-- start --
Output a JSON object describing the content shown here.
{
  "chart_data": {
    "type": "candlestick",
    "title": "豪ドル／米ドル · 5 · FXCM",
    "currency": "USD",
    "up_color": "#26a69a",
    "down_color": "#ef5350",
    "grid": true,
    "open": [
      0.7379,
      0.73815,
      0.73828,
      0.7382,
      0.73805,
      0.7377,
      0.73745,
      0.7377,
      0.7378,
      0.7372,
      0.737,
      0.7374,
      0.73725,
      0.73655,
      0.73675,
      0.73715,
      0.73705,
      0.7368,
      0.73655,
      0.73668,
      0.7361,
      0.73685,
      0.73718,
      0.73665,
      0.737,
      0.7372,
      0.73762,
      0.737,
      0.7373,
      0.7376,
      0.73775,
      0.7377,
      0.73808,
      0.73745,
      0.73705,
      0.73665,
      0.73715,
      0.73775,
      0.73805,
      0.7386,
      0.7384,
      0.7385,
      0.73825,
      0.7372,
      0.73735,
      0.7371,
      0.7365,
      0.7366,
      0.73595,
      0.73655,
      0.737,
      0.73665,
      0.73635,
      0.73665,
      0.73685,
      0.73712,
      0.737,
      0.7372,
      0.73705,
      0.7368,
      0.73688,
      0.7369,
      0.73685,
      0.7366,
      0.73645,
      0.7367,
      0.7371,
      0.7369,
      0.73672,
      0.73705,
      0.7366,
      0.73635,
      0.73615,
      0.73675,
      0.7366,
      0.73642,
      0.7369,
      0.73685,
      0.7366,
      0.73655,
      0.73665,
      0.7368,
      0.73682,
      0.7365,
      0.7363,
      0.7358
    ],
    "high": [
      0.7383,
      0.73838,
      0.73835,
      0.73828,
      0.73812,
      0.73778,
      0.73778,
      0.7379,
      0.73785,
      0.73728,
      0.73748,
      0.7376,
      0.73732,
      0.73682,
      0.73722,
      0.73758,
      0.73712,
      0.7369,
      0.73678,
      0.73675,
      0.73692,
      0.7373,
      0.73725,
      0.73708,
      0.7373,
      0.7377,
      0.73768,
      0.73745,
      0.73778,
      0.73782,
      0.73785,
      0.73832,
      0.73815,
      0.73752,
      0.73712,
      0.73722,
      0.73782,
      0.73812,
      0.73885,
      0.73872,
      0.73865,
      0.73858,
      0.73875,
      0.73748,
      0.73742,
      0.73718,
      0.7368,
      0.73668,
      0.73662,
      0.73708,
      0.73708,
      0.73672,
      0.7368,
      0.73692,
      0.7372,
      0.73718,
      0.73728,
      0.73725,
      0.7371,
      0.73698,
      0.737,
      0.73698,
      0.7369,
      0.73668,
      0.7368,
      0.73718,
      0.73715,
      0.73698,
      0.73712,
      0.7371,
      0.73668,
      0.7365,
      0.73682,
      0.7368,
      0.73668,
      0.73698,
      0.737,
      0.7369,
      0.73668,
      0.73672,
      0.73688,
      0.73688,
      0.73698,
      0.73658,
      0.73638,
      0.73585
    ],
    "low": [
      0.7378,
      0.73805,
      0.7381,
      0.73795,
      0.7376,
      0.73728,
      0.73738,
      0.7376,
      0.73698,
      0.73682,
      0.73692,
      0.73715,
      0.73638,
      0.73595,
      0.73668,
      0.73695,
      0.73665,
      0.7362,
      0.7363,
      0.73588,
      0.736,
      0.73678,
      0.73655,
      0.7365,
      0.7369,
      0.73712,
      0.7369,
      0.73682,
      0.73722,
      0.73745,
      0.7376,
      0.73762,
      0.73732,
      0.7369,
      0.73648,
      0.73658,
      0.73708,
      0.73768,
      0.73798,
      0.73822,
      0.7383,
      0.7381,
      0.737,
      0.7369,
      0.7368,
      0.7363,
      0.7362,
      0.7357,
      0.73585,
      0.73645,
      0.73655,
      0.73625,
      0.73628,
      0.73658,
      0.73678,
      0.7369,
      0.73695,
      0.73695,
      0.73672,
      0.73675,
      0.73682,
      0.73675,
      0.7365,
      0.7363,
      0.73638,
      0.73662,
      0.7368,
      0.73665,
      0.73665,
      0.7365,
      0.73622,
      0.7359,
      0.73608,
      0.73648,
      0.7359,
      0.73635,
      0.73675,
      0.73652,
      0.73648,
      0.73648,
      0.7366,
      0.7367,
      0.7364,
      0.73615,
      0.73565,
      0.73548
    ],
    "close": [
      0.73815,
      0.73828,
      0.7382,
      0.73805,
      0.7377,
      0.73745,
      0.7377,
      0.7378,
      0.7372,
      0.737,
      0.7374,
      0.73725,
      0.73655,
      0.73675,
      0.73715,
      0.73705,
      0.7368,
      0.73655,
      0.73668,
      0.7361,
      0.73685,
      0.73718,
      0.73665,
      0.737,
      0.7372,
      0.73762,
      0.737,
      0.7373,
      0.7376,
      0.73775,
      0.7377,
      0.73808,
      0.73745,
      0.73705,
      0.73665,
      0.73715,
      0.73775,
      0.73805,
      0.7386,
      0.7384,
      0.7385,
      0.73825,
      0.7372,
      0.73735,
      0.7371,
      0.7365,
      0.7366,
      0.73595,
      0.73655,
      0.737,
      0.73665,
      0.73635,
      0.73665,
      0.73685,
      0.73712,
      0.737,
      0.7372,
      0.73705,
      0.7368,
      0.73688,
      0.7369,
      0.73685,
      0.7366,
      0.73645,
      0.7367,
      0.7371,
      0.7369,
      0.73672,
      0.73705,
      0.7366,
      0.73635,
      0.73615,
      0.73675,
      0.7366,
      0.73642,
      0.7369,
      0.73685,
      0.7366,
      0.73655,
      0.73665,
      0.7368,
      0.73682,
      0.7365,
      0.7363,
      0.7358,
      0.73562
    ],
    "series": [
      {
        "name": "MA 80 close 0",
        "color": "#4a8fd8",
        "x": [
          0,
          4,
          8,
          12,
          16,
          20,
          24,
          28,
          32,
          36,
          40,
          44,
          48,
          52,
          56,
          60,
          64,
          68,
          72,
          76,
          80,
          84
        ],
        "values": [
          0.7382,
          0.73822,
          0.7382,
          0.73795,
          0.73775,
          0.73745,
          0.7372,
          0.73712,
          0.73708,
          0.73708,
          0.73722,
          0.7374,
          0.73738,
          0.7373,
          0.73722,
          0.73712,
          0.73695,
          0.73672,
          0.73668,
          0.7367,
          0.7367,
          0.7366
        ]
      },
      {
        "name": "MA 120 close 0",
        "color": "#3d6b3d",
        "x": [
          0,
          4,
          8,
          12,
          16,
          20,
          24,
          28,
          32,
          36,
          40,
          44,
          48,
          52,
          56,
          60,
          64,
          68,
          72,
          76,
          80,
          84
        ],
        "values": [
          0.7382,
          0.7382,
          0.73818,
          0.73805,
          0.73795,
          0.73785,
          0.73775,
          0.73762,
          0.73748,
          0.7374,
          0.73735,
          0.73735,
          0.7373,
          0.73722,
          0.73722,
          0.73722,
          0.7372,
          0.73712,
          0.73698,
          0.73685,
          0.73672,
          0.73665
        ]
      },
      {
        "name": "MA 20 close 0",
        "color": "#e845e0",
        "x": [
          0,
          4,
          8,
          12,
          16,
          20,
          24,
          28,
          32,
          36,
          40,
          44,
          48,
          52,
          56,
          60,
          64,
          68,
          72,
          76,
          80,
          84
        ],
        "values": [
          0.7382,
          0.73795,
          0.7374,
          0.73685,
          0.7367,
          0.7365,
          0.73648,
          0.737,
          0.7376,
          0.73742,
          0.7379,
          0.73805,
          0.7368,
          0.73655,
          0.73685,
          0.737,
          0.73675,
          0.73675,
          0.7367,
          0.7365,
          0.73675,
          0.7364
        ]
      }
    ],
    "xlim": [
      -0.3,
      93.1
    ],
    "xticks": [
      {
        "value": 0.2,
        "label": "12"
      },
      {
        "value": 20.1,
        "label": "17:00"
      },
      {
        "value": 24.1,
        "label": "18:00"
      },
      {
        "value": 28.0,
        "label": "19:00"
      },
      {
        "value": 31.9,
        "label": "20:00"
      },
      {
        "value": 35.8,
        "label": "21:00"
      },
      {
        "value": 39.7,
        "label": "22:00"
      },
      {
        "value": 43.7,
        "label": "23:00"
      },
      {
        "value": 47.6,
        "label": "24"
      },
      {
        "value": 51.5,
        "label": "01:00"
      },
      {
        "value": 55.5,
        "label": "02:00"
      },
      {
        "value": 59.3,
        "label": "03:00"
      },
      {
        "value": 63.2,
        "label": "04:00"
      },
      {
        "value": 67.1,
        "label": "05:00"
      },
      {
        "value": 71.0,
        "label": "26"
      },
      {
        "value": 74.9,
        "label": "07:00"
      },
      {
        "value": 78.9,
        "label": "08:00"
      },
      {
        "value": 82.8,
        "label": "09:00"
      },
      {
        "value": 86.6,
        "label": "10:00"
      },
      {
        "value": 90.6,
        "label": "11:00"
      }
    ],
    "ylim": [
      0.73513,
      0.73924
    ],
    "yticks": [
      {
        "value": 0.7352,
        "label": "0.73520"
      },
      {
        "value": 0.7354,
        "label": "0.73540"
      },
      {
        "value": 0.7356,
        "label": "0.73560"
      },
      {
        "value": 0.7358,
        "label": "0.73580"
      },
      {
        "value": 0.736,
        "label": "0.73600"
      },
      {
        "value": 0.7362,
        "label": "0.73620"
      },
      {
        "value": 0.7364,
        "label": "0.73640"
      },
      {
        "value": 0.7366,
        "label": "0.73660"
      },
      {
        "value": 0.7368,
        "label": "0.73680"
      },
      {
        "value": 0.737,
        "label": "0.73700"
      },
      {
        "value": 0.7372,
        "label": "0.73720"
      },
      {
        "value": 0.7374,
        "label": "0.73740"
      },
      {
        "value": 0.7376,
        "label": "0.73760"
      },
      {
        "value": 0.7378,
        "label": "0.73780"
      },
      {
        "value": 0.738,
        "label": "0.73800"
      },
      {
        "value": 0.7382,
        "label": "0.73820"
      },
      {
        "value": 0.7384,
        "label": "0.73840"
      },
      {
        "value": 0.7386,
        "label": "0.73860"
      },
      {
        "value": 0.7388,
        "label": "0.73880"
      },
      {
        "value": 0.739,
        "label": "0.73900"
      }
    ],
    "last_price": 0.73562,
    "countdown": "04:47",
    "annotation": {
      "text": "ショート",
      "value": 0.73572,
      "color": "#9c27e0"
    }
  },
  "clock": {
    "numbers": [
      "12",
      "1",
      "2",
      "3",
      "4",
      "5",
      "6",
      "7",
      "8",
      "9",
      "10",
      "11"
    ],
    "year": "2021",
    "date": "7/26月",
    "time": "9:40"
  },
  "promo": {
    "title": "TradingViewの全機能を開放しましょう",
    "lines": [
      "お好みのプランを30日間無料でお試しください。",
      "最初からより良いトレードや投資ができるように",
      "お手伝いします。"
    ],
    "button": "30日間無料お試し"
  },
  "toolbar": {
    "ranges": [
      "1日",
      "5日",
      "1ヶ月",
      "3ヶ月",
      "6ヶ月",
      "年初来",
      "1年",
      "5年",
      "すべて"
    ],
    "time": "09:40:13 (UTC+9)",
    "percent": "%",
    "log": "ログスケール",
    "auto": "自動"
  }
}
-- end --
• What this task involves
List all lines where "title" occurs.

• Solution for this problem
    "title": "豪ドル／米ドル · 5 · FXCM",
    "title": "TradingViewの全機能を開放しましょう",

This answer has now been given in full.